MATERIAL —
>> BEGIN

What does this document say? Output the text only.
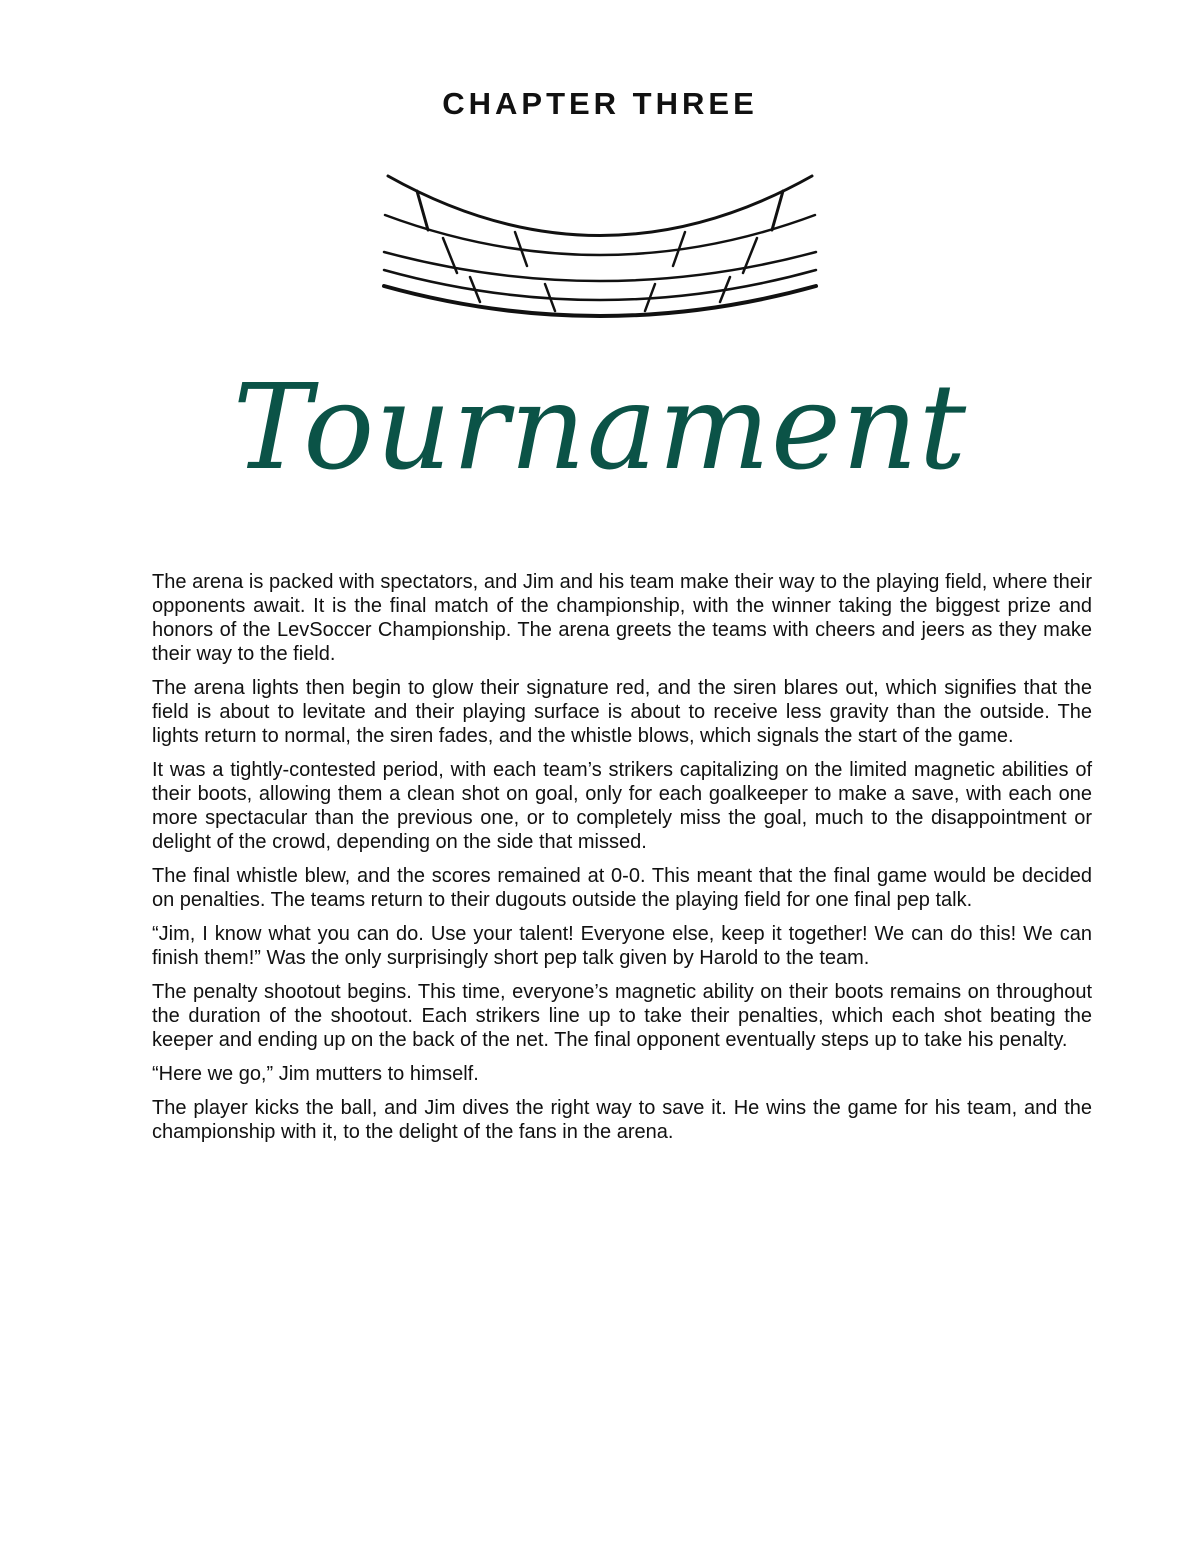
CHAPTER THREE
Tournament

The arena is packed with spectators, and Jim and his team make their way to the playing field, where their opponents await. It is the final match of the championship, with the winner taking the biggest prize and honors of the LevSoccer Championship. The arena greets the teams with cheers and jeers as they make their way to the field.

The arena lights then begin to glow their signature red, and the siren blares out, which signifies that the field is about to levitate and their playing surface is about to receive less gravity than the outside. The lights return to normal, the siren fades, and the whistle blows, which signals the start of the game.

It was a tightly-contested period, with each team’s strikers capitalizing on the limited magnetic abilities of their boots, allowing them a clean shot on goal, only for each goalkeeper to make a save, with each one more spectacular than the previous one, or to completely miss the goal, much to the disappointment or delight of the crowd, depending on the side that missed.

The final whistle blew, and the scores remained at 0-0. This meant that the final game would be decided on penalties. The teams return to their dugouts outside the playing field for one final pep talk.

“Jim, I know what you can do. Use your talent! Everyone else, keep it together! We can do this! We can finish them!” Was the only surprisingly short pep talk given by Harold to the team.

The penalty shootout begins. This time, everyone’s magnetic ability on their boots remains on throughout the duration of the shootout. Each strikers line up to take their penalties, which each shot beating the keeper and ending up on the back of the net. The final opponent eventually steps up to take his penalty.

“Here we go,” Jim mutters to himself.

The player kicks the ball, and Jim dives the right way to save it. He wins the game for his team, and the championship with it, to the delight of the fans in the arena.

>> END

Using the data above, copy each line that contains "talk".

CORRECT RESULT —
The final whistle blew, and the scores remained at 0-0. This meant that the final game would be decided on penalties. The teams return to their dugouts outside the playing field for one final pep talk.
“Jim, I know what you can do. Use your talent! Everyone else, keep it together! We can do this! We can finish them!” Was the only surprisingly short pep talk given by Harold to the team.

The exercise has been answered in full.